SOURCE EXCERPT:

########

Rather than opening with Salman’s character Sultan, the film begins with the financial troubles of a failing Indian mixed martial arts league. The league founder, Aakash (Amit Sadh, who deserves more attention in Bollywood), lacked the foresight to include any Indian fighters in his Indian fighting league, and he gets six months to boost audience interest before his investors pull the plug.
Aakash’s dad weirdly touts the superiority of Indian moral values before recalling an impressive wrestler named Sultan he saw up north about eight years ago. Aakash heads to Haryana, only to find that his father’s legendary wrestler is now a pot-bellied forty-something working a desk job at the water department.
Sultan’s friend Govind (the reliable Anant Sharma) gives Aakash the scoop on why his buddy quit wrestling. The flashback showing Sultan’s sporting career and his romance with fellow wrestler Aarfa (Anushka Sharma) is the most typical Salman Khan portion of the film. Young Sultan is an aimless prankster who’s nevertheless beloved by all, with no marriage prospects even though he’s “pushing thirty.” He meets Aarfa, who smacks him around for bumping into her, and immediately falls in love with her beauty and spunky attitude. She says she’s not interested, but he pursues her anyway.
This flashback section — which takes up the first hour — is the worst part of the film. Salman is long past the age where he can convincingly play a brat. His attempts to keep up with the younger cast members either in a footrace or on the dance floor make him look slow and heavy. Sultan’s father’s grey hair can’t disguise the fact that the two men look more like brothers than father and son.
The flashback seems designed to reassure ardent Salman fans who prefer him in this avatar before the un-Salman-like plot turns to come. Salman’s celluloid enemies are almost always external, be they villains or just obstacles in his way. Salman’s characters are morally perfect from the get go, so no character growth is required to conquer said obstacles.
Not so in Sultan. Aarfa calls Sultan out for being a presumptuous deadbeat, prompting him to realize the he needs to work to win not only the respect of others, but also himself. He pours his heart into wrestling and becomes a champion, but success brings other pitfalls. Sultan fails to appreciate the difference between confidence and arrogance, resulting in a tragedy for which he is solely responsible.
When present-day Sultan joins Aakash’s MMA league, he does so with loftier goals than personal glory. Sultan’s presence by no means guarantees the league’s success. Not only is the former champ out of shape physically, he’s emotionally deflated as well. His new coach (Randeep Hooda) takes one look at Sultan’s haunted expression and says, “I don’t train dead people.”
But train him he does, in an entertaining montage that sets the stage for some cool fight scenes. All the fights in the MMA tournament look really good, a huge leap forward since last year’s disappointing Bollywood MMA flick Brothers.

########

PROVIDED MATERIAL:

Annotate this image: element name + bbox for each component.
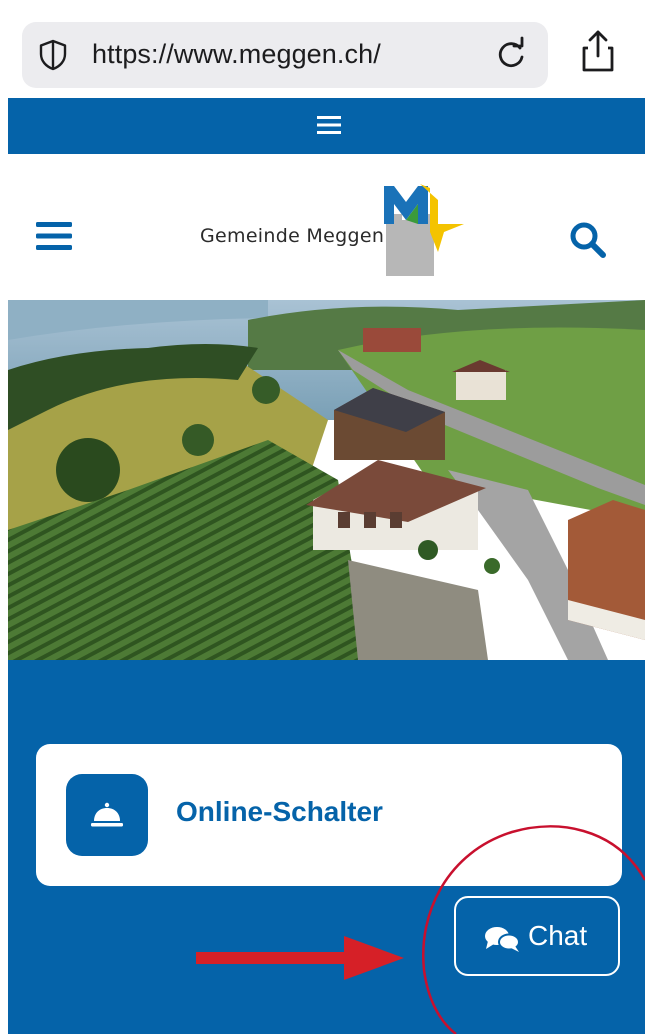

########

WHAT YOU SHOULD DO: Reproduce verbatim the passage of the Sultan film review above, from "Rather than opening" to "pull the plug.".

ANSWER TO THE TASK:
Rather than opening with Salman’s character Sultan, the film begins with the financial troubles of a failing Indian mixed martial arts league. The league founder, Aakash (Amit Sadh, who deserves more attention in Bollywood), lacked the foresight to include any Indian fighters in his Indian fighting league, and he gets six months to boost audience interest before his investors pull the plug.